Start of LISTED RECORDS
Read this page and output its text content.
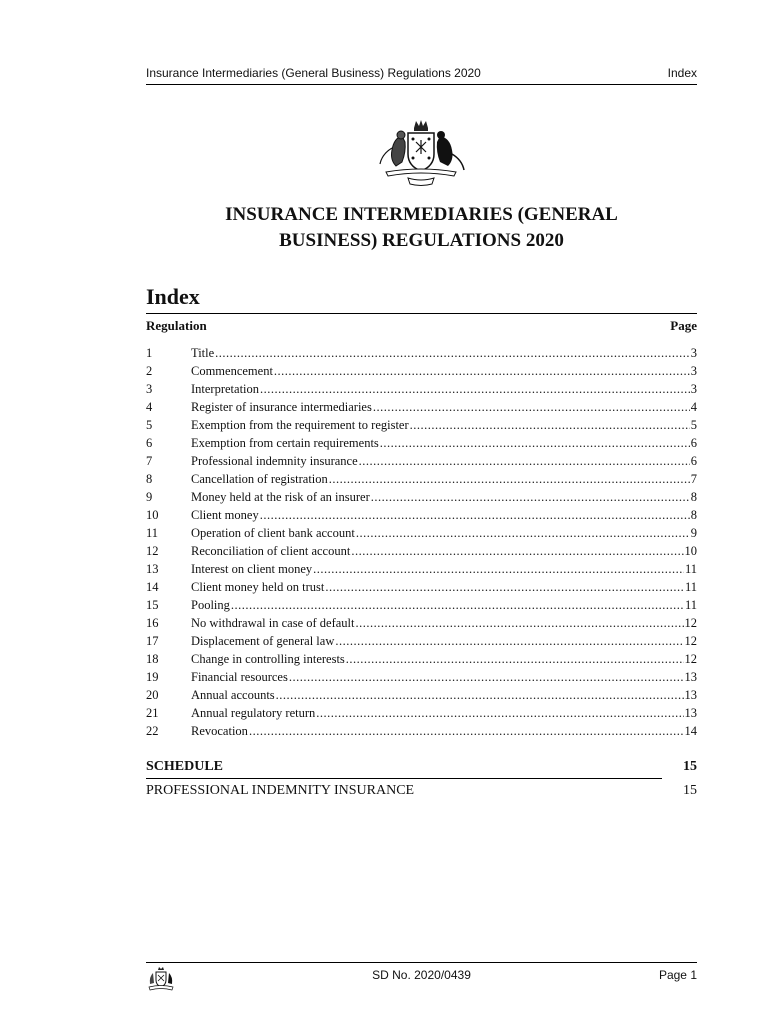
Insurance Intermediaries (General Business) Regulations 2020	Index
INSURANCE INTERMEDIARIES (GENERAL
BUSINESS) REGULATIONS 2020
Index
Regulation	Page
1	Title .....	3
2	Commencement .....	3
3	Interpretation .....	3
4	Register of insurance intermediaries .....	4
5	Exemption from the requirement to register .....	5
6	Exemption from certain requirements .....	6
7	Professional indemnity insurance .....	6
8	Cancellation of registration .....	7
9	Money held at the risk of an insurer .....	8
10	Client money .....	8
11	Operation of client bank account .....	9
12	Reconciliation of client account .....	10
13	Interest on client money .....	11
14	Client money held on trust .....	11
15	Pooling .....	11
16	No withdrawal in case of default .....	12
17	Displacement of general law .....	12
18	Change in controlling interests .....	12
19	Financial resources .....	13
20	Annual accounts .....	13
21	Annual regulatory return .....	13
22	Revocation .....	14
SCHEDULE	15
PROFESSIONAL INDEMNITY INSURANCE	15
SD No. 2020/0439	Page 1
End of LISTED RECORDS
### [EXERCISE DETAILS]
Print every entry above again without changing a word, and omit the pictures.

### [FINISHED EXERCISE]
Read this page and output its text content.
Insurance Intermediaries (General Business) Regulations 2020	Index
INSURANCE INTERMEDIARIES (GENERAL
BUSINESS) REGULATIONS 2020
Index
Regulation	Page
1	Title .....	3
2	Commencement .....	3
3	Interpretation .....	3
4	Register of insurance intermediaries .....	4
5	Exemption from the requirement to register .....	5
6	Exemption from certain requirements .....	6
7	Professional indemnity insurance .....	6
8	Cancellation of registration .....	7
9	Money held at the risk of an insurer .....	8
10	Client money .....	8
11	Operation of client bank account .....	9
12	Reconciliation of client account .....	10
13	Interest on client money .....	11
14	Client money held on trust .....	11
15	Pooling .....	11
16	No withdrawal in case of default .....	12
17	Displacement of general law .....	12
18	Change in controlling interests .....	12
19	Financial resources .....	13
20	Annual accounts .....	13
21	Annual regulatory return .....	13
22	Revocation .....	14
SCHEDULE	15
PROFESSIONAL INDEMNITY INSURANCE	15
SD No. 2020/0439	Page 1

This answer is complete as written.